__TASK__
Copy out all the lines exactly. Omit pictures.

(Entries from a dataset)
+++

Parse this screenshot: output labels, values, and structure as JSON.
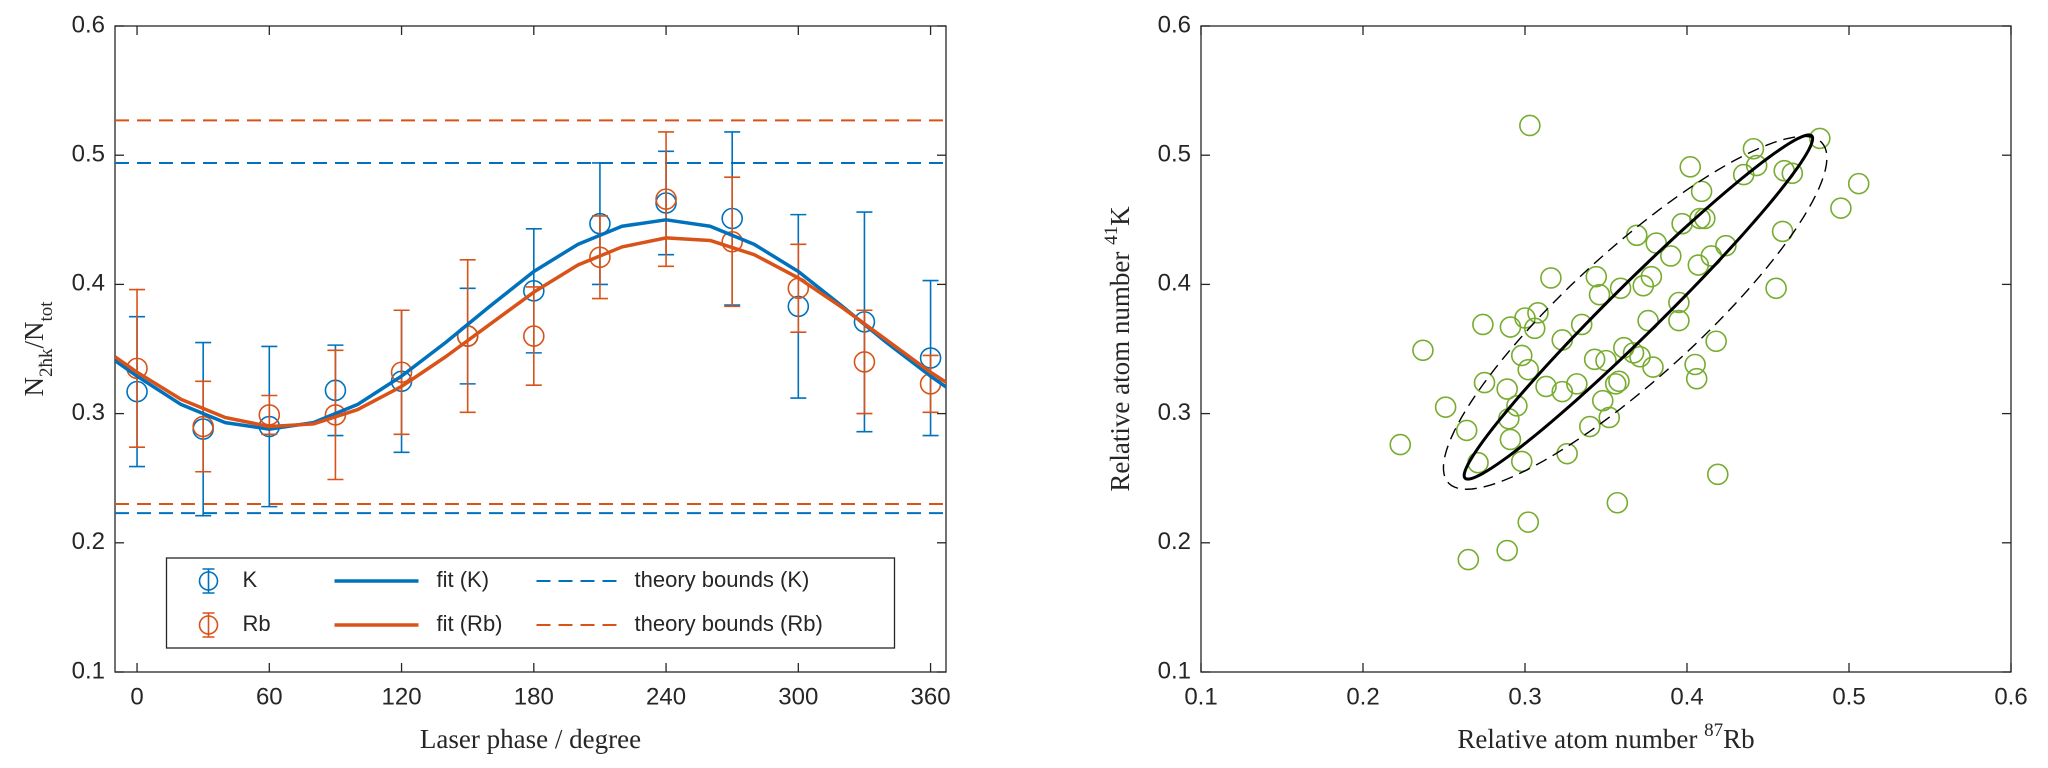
{
  "chart_data": [
    {
      "type": "line",
      "xlabel": [
        {
          "text": "Laser phase / degree"
        }
      ],
      "ylabel": [
        {
          "text": "N"
        },
        {
          "text": "2ħk",
          "script": "sub"
        },
        {
          "text": "/N"
        },
        {
          "text": "tot",
          "script": "sub"
        }
      ],
      "xlim": [
        -10,
        367
      ],
      "ylim": [
        0.1,
        0.6
      ],
      "xticks": [
        0,
        60,
        120,
        180,
        240,
        300,
        360
      ],
      "yticks": [
        0.1,
        0.2,
        0.3,
        0.4,
        0.5,
        0.6
      ],
      "legend": "lower center",
      "series": [
        {
          "name": "K",
          "kind": "errorbar",
          "color": "#0072BD",
          "x": [
            0,
            30,
            60,
            90,
            120,
            150,
            180,
            210,
            240,
            270,
            300,
            330,
            360
          ],
          "values": [
            0.317,
            0.288,
            0.29,
            0.318,
            0.325,
            0.36,
            0.395,
            0.447,
            0.463,
            0.451,
            0.383,
            0.371,
            0.343
          ],
          "errors": [
            0.058,
            0.067,
            0.062,
            0.035,
            0.055,
            0.037,
            0.048,
            0.047,
            0.04,
            0.067,
            0.071,
            0.085,
            0.06
          ]
        },
        {
          "name": "Rb",
          "kind": "errorbar",
          "color": "#D95319",
          "x": [
            0,
            30,
            60,
            90,
            120,
            150,
            180,
            210,
            240,
            270,
            300,
            330,
            360
          ],
          "values": [
            0.335,
            0.29,
            0.299,
            0.299,
            0.332,
            0.36,
            0.36,
            0.421,
            0.466,
            0.433,
            0.397,
            0.34,
            0.323
          ],
          "errors": [
            0.061,
            0.035,
            0.015,
            0.05,
            0.048,
            0.059,
            0.038,
            0.032,
            0.052,
            0.05,
            0.034,
            0.04,
            0.022
          ]
        },
        {
          "name": "fit (K)",
          "kind": "line",
          "color": "#0072BD",
          "x": [
            -10,
            0,
            20,
            40,
            60,
            80,
            100,
            120,
            140,
            160,
            180,
            200,
            220,
            240,
            260,
            280,
            300,
            320,
            340,
            360,
            370
          ],
          "values": [
            0.341,
            0.329,
            0.307,
            0.293,
            0.288,
            0.293,
            0.307,
            0.329,
            0.355,
            0.383,
            0.41,
            0.431,
            0.445,
            0.45,
            0.445,
            0.431,
            0.41,
            0.383,
            0.355,
            0.329,
            0.317
          ]
        },
        {
          "name": "fit (Rb)",
          "kind": "line",
          "color": "#D95319",
          "x": [
            -10,
            0,
            20,
            40,
            60,
            80,
            100,
            120,
            140,
            160,
            180,
            200,
            220,
            240,
            260,
            280,
            300,
            320,
            340,
            360,
            370
          ],
          "values": [
            0.344,
            0.332,
            0.311,
            0.297,
            0.29,
            0.292,
            0.303,
            0.321,
            0.344,
            0.369,
            0.394,
            0.415,
            0.429,
            0.436,
            0.434,
            0.423,
            0.405,
            0.382,
            0.357,
            0.332,
            0.321
          ]
        },
        {
          "name": "theory bounds (K)",
          "kind": "hline",
          "color": "#0072BD",
          "values": [
            0.223,
            0.494
          ]
        },
        {
          "name": "theory bounds (Rb)",
          "kind": "hline",
          "color": "#D95319",
          "values": [
            0.23,
            0.527
          ]
        }
      ]
    },
    {
      "type": "scatter",
      "xlabel": [
        {
          "text": "Relative atom number "
        },
        {
          "text": "87",
          "script": "sup"
        },
        {
          "text": "Rb"
        }
      ],
      "ylabel": [
        {
          "text": "Relative atom number "
        },
        {
          "text": "41",
          "script": "sup"
        },
        {
          "text": "K"
        }
      ],
      "xlim": [
        0.1,
        0.6
      ],
      "ylim": [
        0.1,
        0.6
      ],
      "xticks": [
        0.1,
        0.2,
        0.3,
        0.4,
        0.5,
        0.6
      ],
      "yticks": [
        0.1,
        0.2,
        0.3,
        0.4,
        0.5,
        0.6
      ],
      "color": "#77AC30",
      "x": [
        0.223,
        0.237,
        0.251,
        0.264,
        0.265,
        0.271,
        0.274,
        0.275,
        0.289,
        0.291,
        0.289,
        0.29,
        0.291,
        0.295,
        0.298,
        0.298,
        0.3,
        0.302,
        0.303,
        0.302,
        0.306,
        0.308,
        0.313,
        0.316,
        0.323,
        0.326,
        0.323,
        0.332,
        0.335,
        0.34,
        0.343,
        0.344,
        0.346,
        0.348,
        0.35,
        0.352,
        0.356,
        0.359,
        0.358,
        0.357,
        0.361,
        0.367,
        0.369,
        0.371,
        0.373,
        0.376,
        0.378,
        0.381,
        0.379,
        0.39,
        0.395,
        0.395,
        0.397,
        0.402,
        0.405,
        0.406,
        0.407,
        0.408,
        0.409,
        0.411,
        0.418,
        0.415,
        0.419,
        0.424,
        0.435,
        0.441,
        0.443,
        0.455,
        0.459,
        0.46,
        0.465,
        0.482,
        0.495,
        0.506
      ],
      "values": [
        0.276,
        0.349,
        0.305,
        0.287,
        0.187,
        0.262,
        0.369,
        0.324,
        0.194,
        0.367,
        0.319,
        0.296,
        0.28,
        0.306,
        0.263,
        0.345,
        0.374,
        0.216,
        0.523,
        0.334,
        0.366,
        0.378,
        0.321,
        0.405,
        0.317,
        0.269,
        0.357,
        0.323,
        0.369,
        0.29,
        0.342,
        0.406,
        0.392,
        0.31,
        0.341,
        0.297,
        0.323,
        0.397,
        0.325,
        0.231,
        0.351,
        0.347,
        0.438,
        0.344,
        0.399,
        0.372,
        0.406,
        0.432,
        0.336,
        0.422,
        0.386,
        0.372,
        0.447,
        0.491,
        0.338,
        0.327,
        0.415,
        0.451,
        0.472,
        0.451,
        0.356,
        0.422,
        0.253,
        0.43,
        0.485,
        0.505,
        0.492,
        0.397,
        0.441,
        0.488,
        0.486,
        0.513,
        0.459,
        0.478
      ],
      "ellipses": [
        {
          "style": "solid",
          "center": [
            0.37,
            0.3825
          ],
          "major": [
            0.107,
            0.1325
          ],
          "minor": [
            0.011,
            -0.014
          ]
        },
        {
          "style": "dashed",
          "center": [
            0.368,
            0.378
          ],
          "major": [
            0.115,
            0.132
          ],
          "minor": [
            0.028,
            -0.035
          ]
        }
      ]
    }
  ]
}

+++

__FINAL RESULT__
Parse this screenshot: output labels, values, and structure as JSON.
{
  "chart_data": [
    {
      "type": "line",
      "xlabel": [
        {
          "text": "Laser phase / degree"
        }
      ],
      "ylabel": [
        {
          "text": "N"
        },
        {
          "text": "2ħk",
          "script": "sub"
        },
        {
          "text": "/N"
        },
        {
          "text": "tot",
          "script": "sub"
        }
      ],
      "xlim": [
        -10,
        367
      ],
      "ylim": [
        0.1,
        0.6
      ],
      "xticks": [
        0,
        60,
        120,
        180,
        240,
        300,
        360
      ],
      "yticks": [
        0.1,
        0.2,
        0.3,
        0.4,
        0.5,
        0.6
      ],
      "legend": "lower center",
      "series": [
        {
          "name": "K",
          "kind": "errorbar",
          "color": "#0072BD",
          "x": [
            0,
            30,
            60,
            90,
            120,
            150,
            180,
            210,
            240,
            270,
            300,
            330,
            360
          ],
          "values": [
            0.317,
            0.288,
            0.29,
            0.318,
            0.325,
            0.36,
            0.395,
            0.447,
            0.463,
            0.451,
            0.383,
            0.371,
            0.343
          ],
          "errors": [
            0.058,
            0.067,
            0.062,
            0.035,
            0.055,
            0.037,
            0.048,
            0.047,
            0.04,
            0.067,
            0.071,
            0.085,
            0.06
          ]
        },
        {
          "name": "Rb",
          "kind": "errorbar",
          "color": "#D95319",
          "x": [
            0,
            30,
            60,
            90,
            120,
            150,
            180,
            210,
            240,
            270,
            300,
            330,
            360
          ],
          "values": [
            0.335,
            0.29,
            0.299,
            0.299,
            0.332,
            0.36,
            0.36,
            0.421,
            0.466,
            0.433,
            0.397,
            0.34,
            0.323
          ],
          "errors": [
            0.061,
            0.035,
            0.015,
            0.05,
            0.048,
            0.059,
            0.038,
            0.032,
            0.052,
            0.05,
            0.034,
            0.04,
            0.022
          ]
        },
        {
          "name": "fit (K)",
          "kind": "line",
          "color": "#0072BD",
          "x": [
            -10,
            0,
            20,
            40,
            60,
            80,
            100,
            120,
            140,
            160,
            180,
            200,
            220,
            240,
            260,
            280,
            300,
            320,
            340,
            360,
            370
          ],
          "values": [
            0.341,
            0.329,
            0.307,
            0.293,
            0.288,
            0.293,
            0.307,
            0.329,
            0.355,
            0.383,
            0.41,
            0.431,
            0.445,
            0.45,
            0.445,
            0.431,
            0.41,
            0.383,
            0.355,
            0.329,
            0.317
          ]
        },
        {
          "name": "fit (Rb)",
          "kind": "line",
          "color": "#D95319",
          "x": [
            -10,
            0,
            20,
            40,
            60,
            80,
            100,
            120,
            140,
            160,
            180,
            200,
            220,
            240,
            260,
            280,
            300,
            320,
            340,
            360,
            370
          ],
          "values": [
            0.344,
            0.332,
            0.311,
            0.297,
            0.29,
            0.292,
            0.303,
            0.321,
            0.344,
            0.369,
            0.394,
            0.415,
            0.429,
            0.436,
            0.434,
            0.423,
            0.405,
            0.382,
            0.357,
            0.332,
            0.321
          ]
        },
        {
          "name": "theory bounds (K)",
          "kind": "hline",
          "color": "#0072BD",
          "values": [
            0.223,
            0.494
          ]
        },
        {
          "name": "theory bounds (Rb)",
          "kind": "hline",
          "color": "#D95319",
          "values": [
            0.23,
            0.527
          ]
        }
      ]
    },
    {
      "type": "scatter",
      "xlabel": [
        {
          "text": "Relative atom number "
        },
        {
          "text": "87",
          "script": "sup"
        },
        {
          "text": "Rb"
        }
      ],
      "ylabel": [
        {
          "text": "Relative atom number "
        },
        {
          "text": "41",
          "script": "sup"
        },
        {
          "text": "K"
        }
      ],
      "xlim": [
        0.1,
        0.6
      ],
      "ylim": [
        0.1,
        0.6
      ],
      "xticks": [
        0.1,
        0.2,
        0.3,
        0.4,
        0.5,
        0.6
      ],
      "yticks": [
        0.1,
        0.2,
        0.3,
        0.4,
        0.5,
        0.6
      ],
      "color": "#77AC30",
      "x": [
        0.223,
        0.237,
        0.251,
        0.264,
        0.265,
        0.271,
        0.274,
        0.275,
        0.289,
        0.291,
        0.289,
        0.29,
        0.291,
        0.295,
        0.298,
        0.298,
        0.3,
        0.302,
        0.303,
        0.302,
        0.306,
        0.308,
        0.313,
        0.316,
        0.323,
        0.326,
        0.323,
        0.332,
        0.335,
        0.34,
        0.343,
        0.344,
        0.346,
        0.348,
        0.35,
        0.352,
        0.356,
        0.359,
        0.358,
        0.357,
        0.361,
        0.367,
        0.369,
        0.371,
        0.373,
        0.376,
        0.378,
        0.381,
        0.379,
        0.39,
        0.395,
        0.395,
        0.397,
        0.402,
        0.405,
        0.406,
        0.407,
        0.408,
        0.409,
        0.411,
        0.418,
        0.415,
        0.419,
        0.424,
        0.435,
        0.441,
        0.443,
        0.455,
        0.459,
        0.46,
        0.465,
        0.482,
        0.495,
        0.506
      ],
      "values": [
        0.276,
        0.349,
        0.305,
        0.287,
        0.187,
        0.262,
        0.369,
        0.324,
        0.194,
        0.367,
        0.319,
        0.296,
        0.28,
        0.306,
        0.263,
        0.345,
        0.374,
        0.216,
        0.523,
        0.334,
        0.366,
        0.378,
        0.321,
        0.405,
        0.317,
        0.269,
        0.357,
        0.323,
        0.369,
        0.29,
        0.342,
        0.406,
        0.392,
        0.31,
        0.341,
        0.297,
        0.323,
        0.397,
        0.325,
        0.231,
        0.351,
        0.347,
        0.438,
        0.344,
        0.399,
        0.372,
        0.406,
        0.432,
        0.336,
        0.422,
        0.386,
        0.372,
        0.447,
        0.491,
        0.338,
        0.327,
        0.415,
        0.451,
        0.472,
        0.451,
        0.356,
        0.422,
        0.253,
        0.43,
        0.485,
        0.505,
        0.492,
        0.397,
        0.441,
        0.488,
        0.486,
        0.513,
        0.459,
        0.478
      ],
      "ellipses": [
        {
          "style": "solid",
          "center": [
            0.37,
            0.3825
          ],
          "major": [
            0.107,
            0.1325
          ],
          "minor": [
            0.011,
            -0.014
          ]
        },
        {
          "style": "dashed",
          "center": [
            0.368,
            0.378
          ],
          "major": [
            0.115,
            0.132
          ],
          "minor": [
            0.028,
            -0.035
          ]
        }
      ]
    }
  ]
}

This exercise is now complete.